▶ _WORK TO COMPLETE_
Reproduce every line of the records below, substituting "width-cell" for "largura-cell" wherever it occurs and leaving everything else unchanged.

▶ _RECORDS FOR THIS TASK_
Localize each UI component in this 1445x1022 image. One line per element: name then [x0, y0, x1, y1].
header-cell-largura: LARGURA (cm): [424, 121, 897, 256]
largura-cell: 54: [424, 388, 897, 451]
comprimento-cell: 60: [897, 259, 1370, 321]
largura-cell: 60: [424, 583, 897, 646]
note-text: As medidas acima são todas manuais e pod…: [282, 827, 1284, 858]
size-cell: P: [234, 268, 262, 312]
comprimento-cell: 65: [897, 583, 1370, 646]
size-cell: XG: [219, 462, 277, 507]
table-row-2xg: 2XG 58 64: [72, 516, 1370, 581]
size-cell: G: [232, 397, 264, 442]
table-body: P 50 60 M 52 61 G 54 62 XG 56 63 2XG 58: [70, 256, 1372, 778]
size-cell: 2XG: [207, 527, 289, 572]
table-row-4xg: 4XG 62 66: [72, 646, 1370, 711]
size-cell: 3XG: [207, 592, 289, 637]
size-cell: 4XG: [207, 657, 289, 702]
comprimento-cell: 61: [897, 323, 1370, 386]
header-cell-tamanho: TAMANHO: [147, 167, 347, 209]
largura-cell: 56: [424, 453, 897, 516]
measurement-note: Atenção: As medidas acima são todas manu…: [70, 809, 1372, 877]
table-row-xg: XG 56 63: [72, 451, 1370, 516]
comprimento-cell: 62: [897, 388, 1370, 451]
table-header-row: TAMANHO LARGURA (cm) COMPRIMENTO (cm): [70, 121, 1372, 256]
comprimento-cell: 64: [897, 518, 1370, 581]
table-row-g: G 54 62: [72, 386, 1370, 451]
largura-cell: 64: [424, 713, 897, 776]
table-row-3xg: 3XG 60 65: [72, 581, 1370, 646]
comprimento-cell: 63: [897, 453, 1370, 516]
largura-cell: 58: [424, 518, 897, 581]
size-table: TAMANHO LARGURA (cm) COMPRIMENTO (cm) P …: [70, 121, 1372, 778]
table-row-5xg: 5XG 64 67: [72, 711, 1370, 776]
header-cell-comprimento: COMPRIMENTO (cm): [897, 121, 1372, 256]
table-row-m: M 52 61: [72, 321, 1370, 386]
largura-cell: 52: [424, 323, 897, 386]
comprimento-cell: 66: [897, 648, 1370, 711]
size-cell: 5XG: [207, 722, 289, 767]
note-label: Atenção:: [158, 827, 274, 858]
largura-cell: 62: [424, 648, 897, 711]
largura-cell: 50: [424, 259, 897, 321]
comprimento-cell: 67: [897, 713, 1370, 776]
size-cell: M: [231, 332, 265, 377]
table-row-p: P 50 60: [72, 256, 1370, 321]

▶ _EXPECTED ANSWER_
Localize each UI component in this 1445x1022 image. One line per element: name then [x0, y0, x1, y1].
header-cell-largura: LARGURA (cm): [424, 121, 897, 256]
width-cell: 54: [424, 388, 897, 451]
comprimento-cell: 60: [897, 259, 1370, 321]
width-cell: 60: [424, 583, 897, 646]
note-text: As medidas acima são todas manuais e pod…: [282, 827, 1284, 858]
size-cell: P: [234, 268, 262, 312]
comprimento-cell: 65: [897, 583, 1370, 646]
size-cell: XG: [219, 462, 277, 507]
table-row-2xg: 2XG 58 64: [72, 516, 1370, 581]
size-cell: G: [232, 397, 264, 442]
table-body: P 50 60 M 52 61 G 54 62 XG 56 63 2XG 58: [70, 256, 1372, 778]
size-cell: 2XG: [207, 527, 289, 572]
table-row-4xg: 4XG 62 66: [72, 646, 1370, 711]
size-cell: 3XG: [207, 592, 289, 637]
size-cell: 4XG: [207, 657, 289, 702]
comprimento-cell: 61: [897, 323, 1370, 386]
header-cell-tamanho: TAMANHO: [147, 167, 347, 209]
width-cell: 56: [424, 453, 897, 516]
measurement-note: Atenção: As medidas acima são todas manu…: [70, 809, 1372, 877]
table-row-xg: XG 56 63: [72, 451, 1370, 516]
comprimento-cell: 62: [897, 388, 1370, 451]
table-header-row: TAMANHO LARGURA (cm) COMPRIMENTO (cm): [70, 121, 1372, 256]
comprimento-cell: 64: [897, 518, 1370, 581]
table-row-g: G 54 62: [72, 386, 1370, 451]
width-cell: 64: [424, 713, 897, 776]
table-row-3xg: 3XG 60 65: [72, 581, 1370, 646]
comprimento-cell: 63: [897, 453, 1370, 516]
width-cell: 58: [424, 518, 897, 581]
size-table: TAMANHO LARGURA (cm) COMPRIMENTO (cm) P …: [70, 121, 1372, 778]
table-row-5xg: 5XG 64 67: [72, 711, 1370, 776]
header-cell-comprimento: COMPRIMENTO (cm): [897, 121, 1372, 256]
table-row-m: M 52 61: [72, 321, 1370, 386]
width-cell: 52: [424, 323, 897, 386]
comprimento-cell: 66: [897, 648, 1370, 711]
size-cell: 5XG: [207, 722, 289, 767]
note-label: Atenção:: [158, 827, 274, 858]
width-cell: 62: [424, 648, 897, 711]
width-cell: 50: [424, 259, 897, 321]
comprimento-cell: 67: [897, 713, 1370, 776]
size-cell: M: [231, 332, 265, 377]
table-row-p: P 50 60: [72, 256, 1370, 321]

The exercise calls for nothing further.